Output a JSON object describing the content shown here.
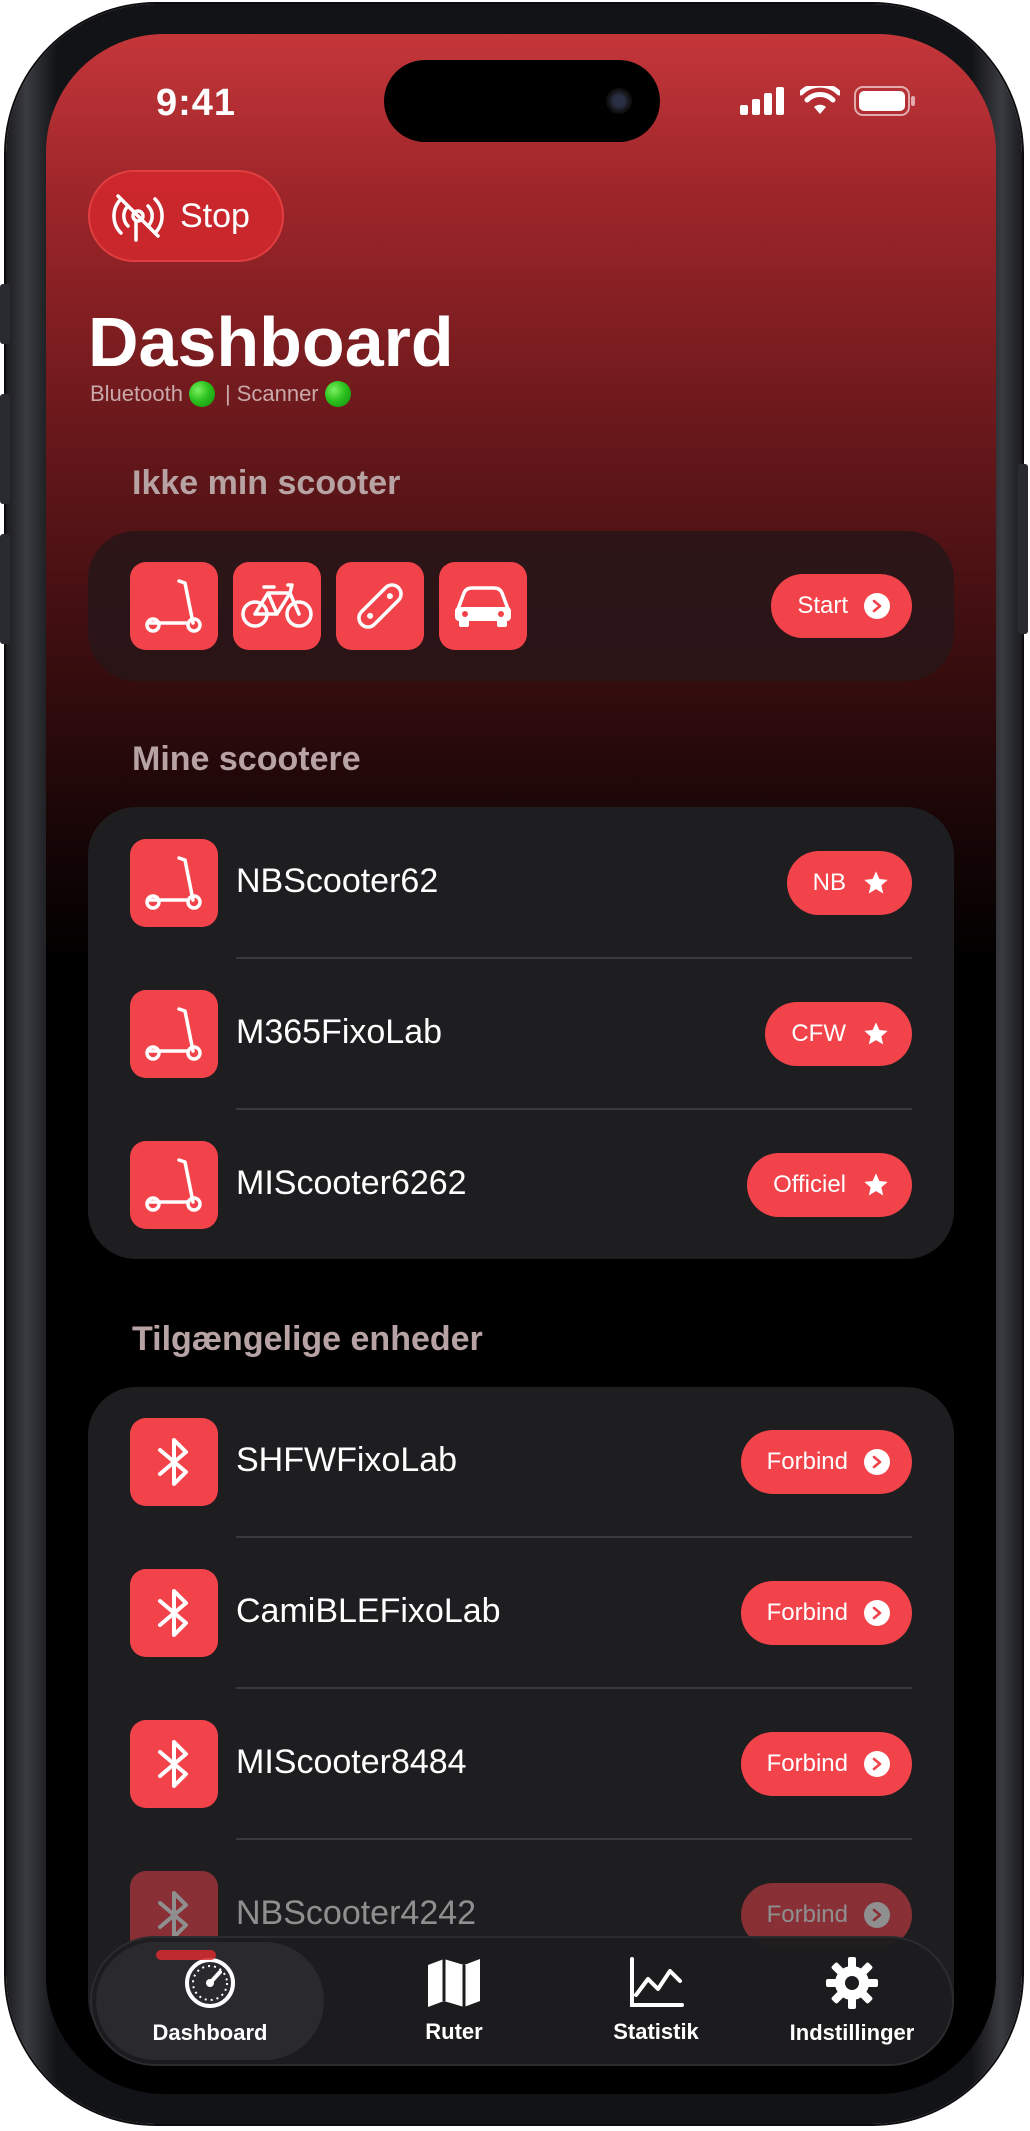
{
  "status_bar": {
    "time": "9:41"
  },
  "header": {
    "stop_label": "Stop",
    "title": "Dashboard",
    "bluetooth_label": "Bluetooth",
    "separator": "|",
    "scanner_label": "Scanner"
  },
  "not_my_scooter": {
    "title": "Ikke min scooter",
    "vehicle_icons": [
      "scooter-icon",
      "bicycle-icon",
      "skateboard-icon",
      "car-icon"
    ],
    "start_label": "Start"
  },
  "my_scooters": {
    "title": "Mine scootere",
    "items": [
      {
        "name": "NBScooter62",
        "badge": "NB"
      },
      {
        "name": "M365FixoLab",
        "badge": "CFW"
      },
      {
        "name": "MIScooter6262",
        "badge": "Officiel"
      }
    ]
  },
  "available_devices": {
    "title": "Tilgængelige enheder",
    "connect_label": "Forbind",
    "items": [
      {
        "name": "SHFWFixoLab"
      },
      {
        "name": "CamiBLEFixoLab"
      },
      {
        "name": "MIScooter8484"
      },
      {
        "name": "NBScooter4242"
      }
    ]
  },
  "tabbar": {
    "tabs": [
      {
        "label": "Dashboard",
        "icon": "speedometer-icon",
        "active": true
      },
      {
        "label": "Ruter",
        "icon": "map-icon",
        "active": false
      },
      {
        "label": "Statistik",
        "icon": "chart-icon",
        "active": false
      },
      {
        "label": "Indstillinger",
        "icon": "gear-icon",
        "active": false
      }
    ]
  },
  "colors": {
    "accent": "#f2434a",
    "card": "#1e1e20",
    "status_ok": "#2cc21e"
  }
}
○ ○ ○ ○ ○ ○ ○
> **Goal of the exercise**
Print all the records again exactly; do not include any picture.

> **Output of the exercise**
Output a JSON object describing the content shown here.
{
  "status_bar": {
    "time": "9:41"
  },
  "header": {
    "stop_label": "Stop",
    "title": "Dashboard",
    "bluetooth_label": "Bluetooth",
    "separator": "|",
    "scanner_label": "Scanner"
  },
  "not_my_scooter": {
    "title": "Ikke min scooter",
    "vehicle_icons": [
      "scooter-icon",
      "bicycle-icon",
      "skateboard-icon",
      "car-icon"
    ],
    "start_label": "Start"
  },
  "my_scooters": {
    "title": "Mine scootere",
    "items": [
      {
        "name": "NBScooter62",
        "badge": "NB"
      },
      {
        "name": "M365FixoLab",
        "badge": "CFW"
      },
      {
        "name": "MIScooter6262",
        "badge": "Officiel"
      }
    ]
  },
  "available_devices": {
    "title": "Tilgængelige enheder",
    "connect_label": "Forbind",
    "items": [
      {
        "name": "SHFWFixoLab"
      },
      {
        "name": "CamiBLEFixoLab"
      },
      {
        "name": "MIScooter8484"
      },
      {
        "name": "NBScooter4242"
      }
    ]
  },
  "tabbar": {
    "tabs": [
      {
        "label": "Dashboard",
        "icon": "speedometer-icon",
        "active": true
      },
      {
        "label": "Ruter",
        "icon": "map-icon",
        "active": false
      },
      {
        "label": "Statistik",
        "icon": "chart-icon",
        "active": false
      },
      {
        "label": "Indstillinger",
        "icon": "gear-icon",
        "active": false
      }
    ]
  },
  "colors": {
    "accent": "#f2434a",
    "card": "#1e1e20",
    "status_ok": "#2cc21e"
  }
}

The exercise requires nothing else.